#### [What is asked]
Every entry here needs to be repeated exactly.

[Extracted records]
* * * * *
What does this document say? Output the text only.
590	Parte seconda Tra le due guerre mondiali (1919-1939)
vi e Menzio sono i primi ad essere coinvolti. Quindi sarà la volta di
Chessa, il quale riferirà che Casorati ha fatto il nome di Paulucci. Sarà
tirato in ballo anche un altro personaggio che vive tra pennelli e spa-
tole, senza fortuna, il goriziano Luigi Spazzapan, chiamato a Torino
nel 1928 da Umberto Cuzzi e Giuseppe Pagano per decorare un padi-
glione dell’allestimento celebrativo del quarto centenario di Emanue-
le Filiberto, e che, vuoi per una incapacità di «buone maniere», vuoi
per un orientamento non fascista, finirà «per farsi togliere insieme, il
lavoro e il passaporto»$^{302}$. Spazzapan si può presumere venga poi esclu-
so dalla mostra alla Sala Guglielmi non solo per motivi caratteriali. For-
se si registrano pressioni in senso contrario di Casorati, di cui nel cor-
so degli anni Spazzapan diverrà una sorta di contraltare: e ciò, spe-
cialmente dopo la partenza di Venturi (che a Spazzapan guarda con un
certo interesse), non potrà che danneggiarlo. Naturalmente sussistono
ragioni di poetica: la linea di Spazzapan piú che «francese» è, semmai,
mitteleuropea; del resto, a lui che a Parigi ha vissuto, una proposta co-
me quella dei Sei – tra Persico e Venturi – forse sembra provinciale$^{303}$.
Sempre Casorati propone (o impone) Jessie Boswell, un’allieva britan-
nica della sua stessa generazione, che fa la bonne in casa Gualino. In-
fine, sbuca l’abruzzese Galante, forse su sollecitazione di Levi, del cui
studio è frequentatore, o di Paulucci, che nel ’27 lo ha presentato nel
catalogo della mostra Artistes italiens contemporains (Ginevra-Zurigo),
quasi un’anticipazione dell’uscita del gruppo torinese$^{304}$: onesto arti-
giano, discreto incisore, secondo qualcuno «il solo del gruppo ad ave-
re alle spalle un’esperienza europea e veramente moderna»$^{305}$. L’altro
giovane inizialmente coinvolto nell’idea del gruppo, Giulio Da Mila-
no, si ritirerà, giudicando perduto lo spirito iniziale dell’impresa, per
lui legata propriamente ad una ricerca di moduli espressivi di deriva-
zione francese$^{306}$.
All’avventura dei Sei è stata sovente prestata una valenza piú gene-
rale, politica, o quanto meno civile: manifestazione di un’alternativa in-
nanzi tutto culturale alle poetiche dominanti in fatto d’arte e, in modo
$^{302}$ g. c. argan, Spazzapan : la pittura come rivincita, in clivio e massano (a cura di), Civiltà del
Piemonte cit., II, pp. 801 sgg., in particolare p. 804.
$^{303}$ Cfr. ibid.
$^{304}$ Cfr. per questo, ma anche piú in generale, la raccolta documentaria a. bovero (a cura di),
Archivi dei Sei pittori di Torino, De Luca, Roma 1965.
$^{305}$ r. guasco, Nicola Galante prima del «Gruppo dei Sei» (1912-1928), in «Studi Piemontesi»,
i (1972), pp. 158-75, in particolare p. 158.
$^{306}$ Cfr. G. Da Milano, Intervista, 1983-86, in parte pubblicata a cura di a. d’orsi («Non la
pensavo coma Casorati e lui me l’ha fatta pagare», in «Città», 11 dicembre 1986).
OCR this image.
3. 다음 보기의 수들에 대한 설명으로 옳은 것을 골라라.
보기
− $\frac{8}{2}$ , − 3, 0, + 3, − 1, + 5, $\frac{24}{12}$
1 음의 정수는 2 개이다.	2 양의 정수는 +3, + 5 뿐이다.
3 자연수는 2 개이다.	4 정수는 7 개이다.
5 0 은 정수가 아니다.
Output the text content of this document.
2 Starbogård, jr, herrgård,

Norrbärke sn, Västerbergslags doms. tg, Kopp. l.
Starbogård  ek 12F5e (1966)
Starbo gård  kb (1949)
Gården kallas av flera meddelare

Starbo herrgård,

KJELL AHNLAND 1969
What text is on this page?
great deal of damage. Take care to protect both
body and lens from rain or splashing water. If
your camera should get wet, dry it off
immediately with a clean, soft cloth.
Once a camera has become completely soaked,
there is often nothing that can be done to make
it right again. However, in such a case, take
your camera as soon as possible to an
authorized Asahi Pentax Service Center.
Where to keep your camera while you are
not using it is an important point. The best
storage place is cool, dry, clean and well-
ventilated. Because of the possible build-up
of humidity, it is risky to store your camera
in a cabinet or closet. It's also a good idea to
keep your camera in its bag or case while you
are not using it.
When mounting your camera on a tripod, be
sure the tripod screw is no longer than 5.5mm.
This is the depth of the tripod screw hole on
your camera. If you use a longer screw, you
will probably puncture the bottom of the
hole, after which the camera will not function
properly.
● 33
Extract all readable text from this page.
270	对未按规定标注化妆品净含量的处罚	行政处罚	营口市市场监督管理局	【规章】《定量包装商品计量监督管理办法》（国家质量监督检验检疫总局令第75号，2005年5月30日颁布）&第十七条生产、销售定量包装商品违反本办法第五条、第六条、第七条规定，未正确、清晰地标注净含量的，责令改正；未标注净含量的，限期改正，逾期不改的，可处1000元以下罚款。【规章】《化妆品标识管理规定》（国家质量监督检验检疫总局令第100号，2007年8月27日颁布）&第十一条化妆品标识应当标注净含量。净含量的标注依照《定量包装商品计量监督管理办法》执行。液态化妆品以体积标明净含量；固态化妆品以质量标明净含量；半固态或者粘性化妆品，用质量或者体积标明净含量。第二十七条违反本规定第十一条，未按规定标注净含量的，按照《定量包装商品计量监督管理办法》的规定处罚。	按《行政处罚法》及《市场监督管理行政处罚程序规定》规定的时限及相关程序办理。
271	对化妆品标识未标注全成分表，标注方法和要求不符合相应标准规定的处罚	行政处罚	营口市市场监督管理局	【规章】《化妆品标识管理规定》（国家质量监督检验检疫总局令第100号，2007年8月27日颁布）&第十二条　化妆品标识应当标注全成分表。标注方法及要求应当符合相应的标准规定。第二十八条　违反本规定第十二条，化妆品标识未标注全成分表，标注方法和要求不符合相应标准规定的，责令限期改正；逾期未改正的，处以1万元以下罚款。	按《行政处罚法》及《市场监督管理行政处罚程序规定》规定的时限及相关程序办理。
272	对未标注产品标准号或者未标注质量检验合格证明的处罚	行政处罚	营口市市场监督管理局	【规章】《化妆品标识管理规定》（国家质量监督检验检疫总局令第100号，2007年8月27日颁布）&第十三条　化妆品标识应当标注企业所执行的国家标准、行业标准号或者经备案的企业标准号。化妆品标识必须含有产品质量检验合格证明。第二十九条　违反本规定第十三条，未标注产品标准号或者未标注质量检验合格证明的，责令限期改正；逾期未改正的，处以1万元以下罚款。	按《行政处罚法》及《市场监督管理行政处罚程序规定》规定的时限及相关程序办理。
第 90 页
* * * * *
#### [Finished task]
What does this document say? Output the text only.
590	Parte seconda Tra le due guerre mondiali (1919-1939)
vi e Menzio sono i primi ad essere coinvolti. Quindi sarà la volta di
Chessa, il quale riferirà che Casorati ha fatto il nome di Paulucci. Sarà
tirato in ballo anche un altro personaggio che vive tra pennelli e spa-
tole, senza fortuna, il goriziano Luigi Spazzapan, chiamato a Torino
nel 1928 da Umberto Cuzzi e Giuseppe Pagano per decorare un padi-
glione dell’allestimento celebrativo del quarto centenario di Emanue-
le Filiberto, e che, vuoi per una incapacità di «buone maniere», vuoi
per un orientamento non fascista, finirà «per farsi togliere insieme, il
lavoro e il passaporto»$^{302}$. Spazzapan si può presumere venga poi esclu-
so dalla mostra alla Sala Guglielmi non solo per motivi caratteriali. For-
se si registrano pressioni in senso contrario di Casorati, di cui nel cor-
so degli anni Spazzapan diverrà una sorta di contraltare: e ciò, spe-
cialmente dopo la partenza di Venturi (che a Spazzapan guarda con un
certo interesse), non potrà che danneggiarlo. Naturalmente sussistono
ragioni di poetica: la linea di Spazzapan piú che «francese» è, semmai,
mitteleuropea; del resto, a lui che a Parigi ha vissuto, una proposta co-
me quella dei Sei – tra Persico e Venturi – forse sembra provinciale$^{303}$.
Sempre Casorati propone (o impone) Jessie Boswell, un’allieva britan-
nica della sua stessa generazione, che fa la bonne in casa Gualino. In-
fine, sbuca l’abruzzese Galante, forse su sollecitazione di Levi, del cui
studio è frequentatore, o di Paulucci, che nel ’27 lo ha presentato nel
catalogo della mostra Artistes italiens contemporains (Ginevra-Zurigo),
quasi un’anticipazione dell’uscita del gruppo torinese$^{304}$: onesto arti-
giano, discreto incisore, secondo qualcuno «il solo del gruppo ad ave-
re alle spalle un’esperienza europea e veramente moderna»$^{305}$. L’altro
giovane inizialmente coinvolto nell’idea del gruppo, Giulio Da Mila-
no, si ritirerà, giudicando perduto lo spirito iniziale dell’impresa, per
lui legata propriamente ad una ricerca di moduli espressivi di deriva-
zione francese$^{306}$.
All’avventura dei Sei è stata sovente prestata una valenza piú gene-
rale, politica, o quanto meno civile: manifestazione di un’alternativa in-
nanzi tutto culturale alle poetiche dominanti in fatto d’arte e, in modo
$^{302}$ g. c. argan, Spazzapan : la pittura come rivincita, in clivio e massano (a cura di), Civiltà del
Piemonte cit., II, pp. 801 sgg., in particolare p. 804.
$^{303}$ Cfr. ibid.
$^{304}$ Cfr. per questo, ma anche piú in generale, la raccolta documentaria a. bovero (a cura di),
Archivi dei Sei pittori di Torino, De Luca, Roma 1965.
$^{305}$ r. guasco, Nicola Galante prima del «Gruppo dei Sei» (1912-1928), in «Studi Piemontesi»,
i (1972), pp. 158-75, in particolare p. 158.
$^{306}$ Cfr. G. Da Milano, Intervista, 1983-86, in parte pubblicata a cura di a. d’orsi («Non la
pensavo coma Casorati e lui me l’ha fatta pagare», in «Città», 11 dicembre 1986).
OCR this image.
3. 다음 보기의 수들에 대한 설명으로 옳은 것을 골라라.
보기
− $\frac{8}{2}$ , − 3, 0, + 3, − 1, + 5, $\frac{24}{12}$
1 음의 정수는 2 개이다.	2 양의 정수는 +3, + 5 뿐이다.
3 자연수는 2 개이다.	4 정수는 7 개이다.
5 0 은 정수가 아니다.
Output the text content of this document.
2 Starbogård, jr, herrgård,

Norrbärke sn, Västerbergslags doms. tg, Kopp. l.
Starbogård  ek 12F5e (1966)
Starbo gård  kb (1949)
Gården kallas av flera meddelare

Starbo herrgård,

KJELL AHNLAND 1969
What text is on this page?
great deal of damage. Take care to protect both
body and lens from rain or splashing water. If
your camera should get wet, dry it off
immediately with a clean, soft cloth.
Once a camera has become completely soaked,
there is often nothing that can be done to make
it right again. However, in such a case, take
your camera as soon as possible to an
authorized Asahi Pentax Service Center.
Where to keep your camera while you are
not using it is an important point. The best
storage place is cool, dry, clean and well-
ventilated. Because of the possible build-up
of humidity, it is risky to store your camera
in a cabinet or closet. It's also a good idea to
keep your camera in its bag or case while you
are not using it.
When mounting your camera on a tripod, be
sure the tripod screw is no longer than 5.5mm.
This is the depth of the tripod screw hole on
your camera. If you use a longer screw, you
will probably puncture the bottom of the
hole, after which the camera will not function
properly.
● 33
Extract all readable text from this page.
270	对未按规定标注化妆品净含量的处罚	行政处罚	营口市市场监督管理局	【规章】《定量包装商品计量监督管理办法》（国家质量监督检验检疫总局令第75号，2005年5月30日颁布）&第十七条生产、销售定量包装商品违反本办法第五条、第六条、第七条规定，未正确、清晰地标注净含量的，责令改正；未标注净含量的，限期改正，逾期不改的，可处1000元以下罚款。【规章】《化妆品标识管理规定》（国家质量监督检验检疫总局令第100号，2007年8月27日颁布）&第十一条化妆品标识应当标注净含量。净含量的标注依照《定量包装商品计量监督管理办法》执行。液态化妆品以体积标明净含量；固态化妆品以质量标明净含量；半固态或者粘性化妆品，用质量或者体积标明净含量。第二十七条违反本规定第十一条，未按规定标注净含量的，按照《定量包装商品计量监督管理办法》的规定处罚。	按《行政处罚法》及《市场监督管理行政处罚程序规定》规定的时限及相关程序办理。
271	对化妆品标识未标注全成分表，标注方法和要求不符合相应标准规定的处罚	行政处罚	营口市市场监督管理局	【规章】《化妆品标识管理规定》（国家质量监督检验检疫总局令第100号，2007年8月27日颁布）&第十二条　化妆品标识应当标注全成分表。标注方法及要求应当符合相应的标准规定。第二十八条　违反本规定第十二条，化妆品标识未标注全成分表，标注方法和要求不符合相应标准规定的，责令限期改正；逾期未改正的，处以1万元以下罚款。	按《行政处罚法》及《市场监督管理行政处罚程序规定》规定的时限及相关程序办理。
272	对未标注产品标准号或者未标注质量检验合格证明的处罚	行政处罚	营口市市场监督管理局	【规章】《化妆品标识管理规定》（国家质量监督检验检疫总局令第100号，2007年8月27日颁布）&第十三条　化妆品标识应当标注企业所执行的国家标准、行业标准号或者经备案的企业标准号。化妆品标识必须含有产品质量检验合格证明。第二十九条　违反本规定第十三条，未标注产品标准号或者未标注质量检验合格证明的，责令限期改正；逾期未改正的，处以1万元以下罚款。	按《行政处罚法》及《市场监督管理行政处罚程序规定》规定的时限及相关程序办理。
第 90 页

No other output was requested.